RECORD LIST —
★ ★ ★ ★ ★

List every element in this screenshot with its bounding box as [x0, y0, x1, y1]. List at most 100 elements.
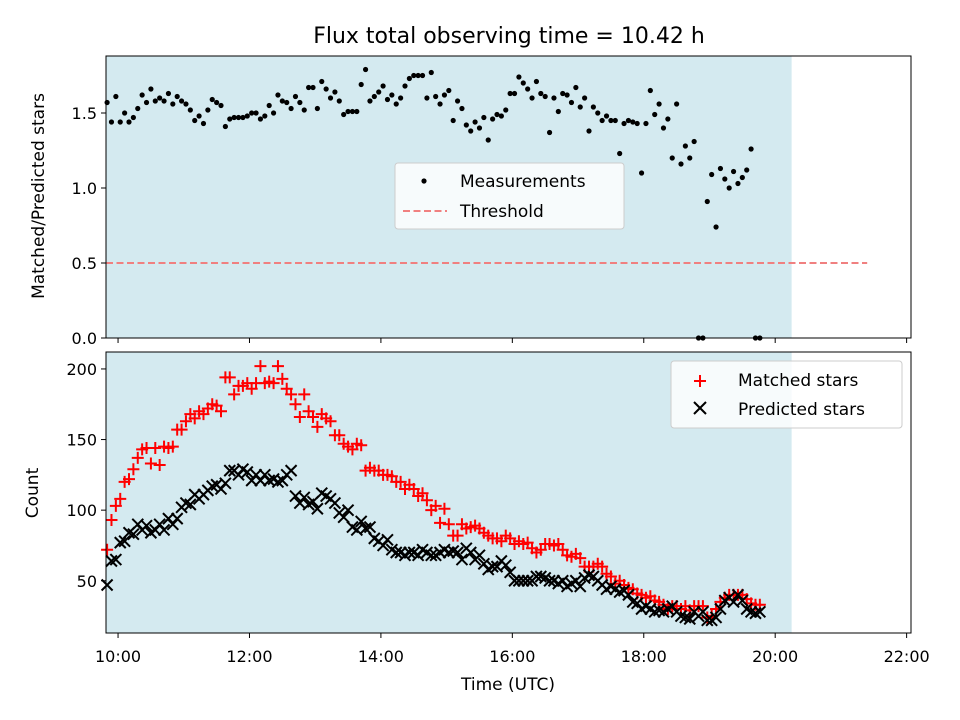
predicted-star-point: [473, 549, 486, 562]
measurement-point: [222, 123, 228, 130]
measurement-point: [270, 110, 277, 116]
predicted-star-point: [354, 515, 368, 528]
matched-star-point: [333, 429, 346, 442]
measurement-point: [288, 105, 294, 112]
predicted-star-point: [271, 475, 285, 489]
measurement-point: [485, 137, 491, 143]
measurement-point: [354, 108, 360, 115]
predicted-star-point: [701, 614, 714, 627]
measurement-point: [713, 224, 719, 230]
y-tick-label: 50: [77, 572, 97, 591]
measurement-point: [730, 168, 737, 175]
predicted-star-point: [403, 546, 416, 559]
measurement-point: [244, 113, 250, 119]
measurement-point: [292, 93, 299, 100]
predicted-star-point: [442, 546, 456, 559]
measurement-point: [744, 167, 750, 173]
matched-star-point: [223, 371, 236, 384]
predicted-star-point: [683, 612, 696, 626]
top-y-axis-label: Matched/Predicted stars: [29, 93, 49, 299]
measurement-point: [647, 87, 653, 94]
top-legend-box: [394, 162, 625, 230]
measurement-point: [143, 99, 150, 106]
y-tick-label: 1.5: [72, 104, 97, 123]
predicted-star-point: [543, 574, 556, 587]
matched-star-point: [429, 499, 442, 512]
measurement-point: [130, 114, 136, 121]
measurement-point: [323, 86, 329, 92]
bottom-y-axis-label: Count: [23, 467, 43, 518]
measurement-point: [516, 74, 522, 80]
top-marks: [104, 66, 868, 341]
measurement-point: [682, 143, 688, 149]
predicted-star-point: [390, 546, 403, 559]
measurement-point: [406, 75, 412, 82]
measurement-point: [196, 113, 202, 119]
matched-star-point: [307, 410, 319, 423]
measurement-point: [275, 92, 281, 98]
measurement-point: [240, 114, 246, 121]
measurement-point: [279, 98, 285, 104]
measurement-point: [437, 101, 443, 107]
predicted-star-point: [337, 511, 350, 524]
measurement-point: [327, 95, 334, 101]
measurement-point: [612, 117, 618, 124]
measurement-point: [411, 72, 417, 79]
matched-star-point: [442, 518, 455, 531]
predicted-star-point: [359, 522, 372, 535]
measurement-point: [551, 95, 557, 101]
measurement-point: [748, 146, 754, 152]
measurement-point: [135, 105, 141, 112]
bottom-panel: 50 100 150 200 10:00 12:00 14:00 16:00 18:00 20:0…: [23, 351, 930, 695]
matched-star-point: [101, 543, 114, 556]
bottom-axes-frame: [105, 351, 912, 634]
predicted-star-point: [626, 595, 640, 609]
measurement-point: [314, 105, 320, 112]
measurement-point: [345, 108, 351, 115]
bottom-legend: Matched stars Predicted stars: [670, 360, 903, 429]
measurement-point: [148, 86, 154, 92]
predicted-star-point: [674, 609, 688, 623]
measurement-point: [481, 114, 487, 121]
x-tick-label: 12:00: [226, 647, 272, 666]
measurement-point: [218, 102, 224, 109]
predicted-star-point: [223, 464, 236, 477]
measurement-point: [608, 117, 614, 124]
measurement-point: [546, 129, 553, 136]
measurement-point: [161, 98, 167, 104]
bottom-marks: [100, 360, 767, 627]
predicted-star-point: [709, 611, 723, 624]
x-axis-label: Time (UTC): [460, 675, 555, 695]
measurement-point: [235, 114, 242, 121]
matched-star-point: [293, 410, 306, 423]
measurement-point: [520, 80, 526, 86]
matched-star-point: [434, 516, 447, 529]
measurement-point: [533, 78, 540, 85]
matched-star-point: [105, 514, 118, 527]
measurement-point: [433, 93, 439, 100]
measurement-point: [568, 99, 575, 106]
matched-star-point: [451, 529, 464, 542]
measurement-point: [564, 92, 570, 98]
measurement-point: [446, 87, 452, 94]
x-tick-label: 16:00: [489, 647, 535, 666]
predicted-star-point: [534, 570, 548, 583]
matched-star-point: [179, 415, 192, 428]
measurement-point: [192, 117, 198, 124]
measurement-point: [257, 116, 264, 122]
predicted-star-point: [298, 491, 311, 504]
measurement-point: [603, 113, 610, 119]
measurement-point: [227, 116, 233, 122]
measurement-point: [428, 69, 434, 76]
measurement-point: [498, 113, 504, 119]
measurement-point: [638, 170, 645, 176]
measurement-point: [468, 128, 474, 134]
predicted-star-point: [613, 585, 626, 599]
measurement-point: [490, 116, 496, 122]
measurement-point: [476, 125, 483, 131]
matched-star-point: [131, 451, 144, 464]
x-tick-label: 14:00: [358, 647, 404, 666]
predicted-star-point: [425, 549, 438, 562]
predicted-star-point: [311, 502, 324, 515]
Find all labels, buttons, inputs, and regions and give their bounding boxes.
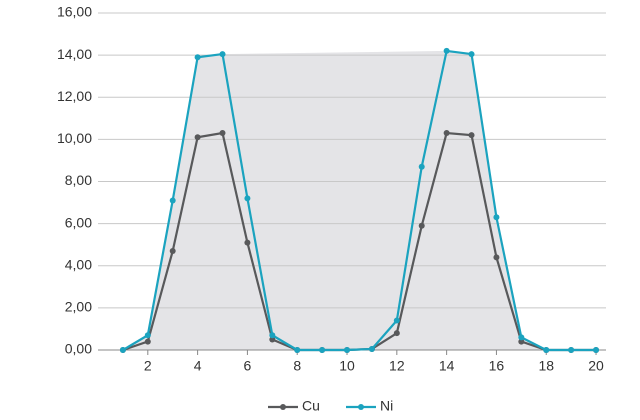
x-tick-label: 4 xyxy=(194,358,202,374)
data-point xyxy=(518,338,525,345)
data-point xyxy=(319,347,326,353)
data-point xyxy=(418,222,425,229)
y-tick-label: 2,00 xyxy=(65,299,92,315)
series-line xyxy=(122,49,597,352)
x-tick-label: 16 xyxy=(489,358,505,374)
data-point xyxy=(568,347,575,353)
data-point xyxy=(443,130,450,137)
y-tick-label: 10,00 xyxy=(57,130,92,146)
x-tick-label: 12 xyxy=(389,358,405,374)
legend-label: Cu xyxy=(302,398,320,414)
data-point xyxy=(269,336,276,343)
data-point xyxy=(493,254,500,261)
data-point xyxy=(219,130,226,137)
data-point xyxy=(244,239,251,246)
data-point xyxy=(393,317,400,324)
data-point xyxy=(393,330,400,337)
y-tick-label: 4,00 xyxy=(65,256,92,272)
data-point xyxy=(294,347,301,353)
y-tick-label: 0,00 xyxy=(65,341,92,357)
x-tick-label: 18 xyxy=(538,358,554,374)
data-point xyxy=(194,54,201,61)
y-tick-label: 6,00 xyxy=(65,214,92,230)
data-point xyxy=(418,163,425,170)
legend-marker xyxy=(358,404,364,410)
data-point xyxy=(543,347,550,353)
x-tick-label: 20 xyxy=(588,358,604,374)
data-point xyxy=(468,51,475,58)
data-point xyxy=(493,214,500,221)
x-tick-label: 10 xyxy=(339,358,355,374)
data-point xyxy=(119,347,126,353)
data-point xyxy=(194,134,201,141)
x-tick-label: 14 xyxy=(439,358,455,374)
data-point xyxy=(169,197,176,204)
legend-marker xyxy=(280,404,286,410)
data-point xyxy=(144,332,151,339)
data-point xyxy=(244,195,251,202)
data-point xyxy=(144,338,151,345)
data-point xyxy=(269,332,276,339)
x-tick-label: 8 xyxy=(293,358,301,374)
data-point xyxy=(443,47,450,54)
data-point xyxy=(169,248,176,255)
data-point xyxy=(593,347,600,353)
data-point xyxy=(219,51,226,58)
x-tick-label: 2 xyxy=(144,358,152,374)
data-point xyxy=(518,334,525,341)
data-point xyxy=(468,132,475,139)
data-point xyxy=(368,345,375,352)
y-tick-label: 8,00 xyxy=(65,172,92,188)
data-point xyxy=(344,347,351,353)
y-tick-label: 16,00 xyxy=(57,4,92,20)
shaded-band xyxy=(122,50,597,350)
y-tick-label: 14,00 xyxy=(57,46,92,62)
y-tick-label: 12,00 xyxy=(57,88,92,104)
legend-label: Ni xyxy=(380,398,393,414)
x-tick-label: 6 xyxy=(244,358,252,374)
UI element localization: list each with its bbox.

★ ★ ★ ★ ★

Retype the listing above line for line, without changing anything, and leave out the pictures.

TASK SOLUTION —
List every element in this screenshot with its bounding box as [x0, y0, x1, y1]. List at most 100 elements.
predicted-star-point: [473, 549, 486, 562]
measurement-point: [222, 123, 228, 130]
measurement-point: [270, 110, 277, 116]
predicted-star-point: [354, 515, 368, 528]
matched-star-point: [333, 429, 346, 442]
measurement-point: [288, 105, 294, 112]
predicted-star-point: [271, 475, 285, 489]
measurement-point: [485, 137, 491, 143]
measurement-point: [354, 108, 360, 115]
predicted-star-point: [701, 614, 714, 627]
measurement-point: [713, 224, 719, 230]
y-tick-label: 50: [77, 572, 97, 591]
measurement-point: [730, 168, 737, 175]
predicted-star-point: [403, 546, 416, 559]
measurement-point: [244, 113, 250, 119]
measurement-point: [292, 93, 299, 100]
predicted-star-point: [442, 546, 456, 559]
measurement-point: [744, 167, 750, 173]
matched-star-point: [223, 371, 236, 384]
predicted-star-point: [683, 612, 696, 626]
top-y-axis-label: Matched/Predicted stars: [29, 93, 49, 299]
measurement-point: [647, 87, 653, 94]
top-legend-box: [394, 162, 625, 230]
measurement-point: [143, 99, 150, 106]
y-tick-label: 1.5: [72, 104, 97, 123]
predicted-star-point: [543, 574, 556, 587]
matched-star-point: [429, 499, 442, 512]
measurement-point: [130, 114, 136, 121]
measurement-point: [323, 86, 329, 92]
bottom-y-axis-label: Count: [23, 467, 43, 518]
measurement-point: [516, 74, 522, 80]
top-marks: [104, 66, 868, 341]
measurement-point: [682, 143, 688, 149]
predicted-star-point: [390, 546, 403, 559]
measurement-point: [406, 75, 412, 82]
measurement-point: [196, 113, 202, 119]
matched-star-point: [307, 410, 319, 423]
measurement-point: [275, 92, 281, 98]
measurement-point: [240, 114, 246, 121]
measurement-point: [279, 98, 285, 104]
measurement-point: [437, 101, 443, 107]
predicted-star-point: [337, 511, 350, 524]
measurement-point: [327, 95, 334, 101]
measurement-point: [612, 117, 618, 124]
measurement-point: [411, 72, 417, 79]
matched-star-point: [442, 518, 455, 531]
predicted-star-point: [359, 522, 372, 535]
measurement-point: [551, 95, 557, 101]
measurement-point: [748, 146, 754, 152]
measurement-point: [135, 105, 141, 112]
bottom-panel: 50 100 150 200 10:00 12:00 14:00 16:00 18:00 20:0…: [23, 351, 930, 695]
matched-star-point: [101, 543, 114, 556]
bottom-axes-frame: [105, 351, 912, 634]
predicted-star-point: [626, 595, 640, 609]
measurement-point: [314, 105, 320, 112]
measurement-point: [345, 108, 351, 115]
bottom-legend: Matched stars Predicted stars: [670, 360, 903, 429]
measurement-point: [148, 86, 154, 92]
predicted-star-point: [674, 609, 688, 623]
measurement-point: [481, 114, 487, 121]
x-tick-label: 12:00: [226, 647, 272, 666]
measurement-point: [218, 102, 224, 109]
predicted-star-point: [223, 464, 236, 477]
measurement-point: [608, 117, 614, 124]
measurement-point: [546, 129, 553, 136]
measurement-point: [161, 98, 167, 104]
bottom-marks: [100, 360, 767, 627]
predicted-star-point: [709, 611, 723, 624]
x-axis-label: Time (UTC): [460, 675, 555, 695]
measurement-point: [235, 114, 242, 121]
matched-star-point: [293, 410, 306, 423]
measurement-point: [520, 80, 526, 86]
matched-star-point: [434, 516, 447, 529]
measurement-point: [533, 78, 540, 85]
matched-star-point: [105, 514, 118, 527]
measurement-point: [433, 93, 439, 100]
measurement-point: [568, 99, 575, 106]
matched-star-point: [451, 529, 464, 542]
measurement-point: [564, 92, 570, 98]
measurement-point: [446, 87, 452, 94]
x-tick-label: 16:00: [489, 647, 535, 666]
predicted-star-point: [534, 570, 548, 583]
matched-star-point: [179, 415, 192, 428]
measurement-point: [192, 117, 198, 124]
measurement-point: [257, 116, 264, 122]
predicted-star-point: [298, 491, 311, 504]
measurement-point: [603, 113, 610, 119]
measurement-point: [227, 116, 233, 122]
measurement-point: [428, 69, 434, 76]
measurement-point: [498, 113, 504, 119]
measurement-point: [638, 170, 645, 176]
measurement-point: [468, 128, 474, 134]
predicted-star-point: [613, 585, 626, 599]
measurement-point: [490, 116, 496, 122]
measurement-point: [476, 125, 483, 131]
matched-star-point: [131, 451, 144, 464]
x-tick-label: 14:00: [358, 647, 404, 666]
predicted-star-point: [425, 549, 438, 562]
predicted-star-point: [311, 502, 324, 515]
Find all labels, buttons, inputs, and regions and give their bounding boxes.
x-tick-label: 4 xyxy=(194,358,202,374)
data-point xyxy=(518,338,525,345)
data-point xyxy=(319,347,326,353)
data-point xyxy=(418,222,425,229)
y-tick-label: 2,00 xyxy=(65,299,92,315)
series-line xyxy=(122,49,597,352)
x-tick-label: 16 xyxy=(489,358,505,374)
data-point xyxy=(568,347,575,353)
data-point xyxy=(443,130,450,137)
y-tick-label: 10,00 xyxy=(57,130,92,146)
x-tick-label: 12 xyxy=(389,358,405,374)
legend-label: Cu xyxy=(302,398,320,414)
data-point xyxy=(269,336,276,343)
data-point xyxy=(493,254,500,261)
data-point xyxy=(219,130,226,137)
data-point xyxy=(244,239,251,246)
data-point xyxy=(393,317,400,324)
data-point xyxy=(393,330,400,337)
y-tick-label: 4,00 xyxy=(65,256,92,272)
data-point xyxy=(294,347,301,353)
y-tick-label: 0,00 xyxy=(65,341,92,357)
x-tick-label: 18 xyxy=(538,358,554,374)
data-point xyxy=(194,54,201,61)
y-tick-label: 6,00 xyxy=(65,214,92,230)
data-point xyxy=(418,163,425,170)
legend-marker xyxy=(358,404,364,410)
data-point xyxy=(543,347,550,353)
x-tick-label: 20 xyxy=(588,358,604,374)
data-point xyxy=(468,51,475,58)
data-point xyxy=(493,214,500,221)
x-tick-label: 10 xyxy=(339,358,355,374)
data-point xyxy=(119,347,126,353)
data-point xyxy=(194,134,201,141)
x-tick-label: 14 xyxy=(439,358,455,374)
data-point xyxy=(169,197,176,204)
legend-marker xyxy=(280,404,286,410)
data-point xyxy=(144,332,151,339)
data-point xyxy=(244,195,251,202)
data-point xyxy=(144,338,151,345)
data-point xyxy=(269,332,276,339)
x-tick-label: 8 xyxy=(293,358,301,374)
data-point xyxy=(443,47,450,54)
data-point xyxy=(169,248,176,255)
data-point xyxy=(593,347,600,353)
data-point xyxy=(219,51,226,58)
x-tick-label: 2 xyxy=(144,358,152,374)
data-point xyxy=(518,334,525,341)
data-point xyxy=(468,132,475,139)
data-point xyxy=(368,345,375,352)
y-tick-label: 8,00 xyxy=(65,172,92,188)
data-point xyxy=(344,347,351,353)
y-tick-label: 16,00 xyxy=(57,4,92,20)
shaded-band xyxy=(122,50,597,350)
y-tick-label: 14,00 xyxy=(57,46,92,62)
y-tick-label: 12,00 xyxy=(57,88,92,104)
legend-label: Ni xyxy=(380,398,393,414)
x-tick-label: 6 xyxy=(244,358,252,374)
UI element localization: list each with its bbox.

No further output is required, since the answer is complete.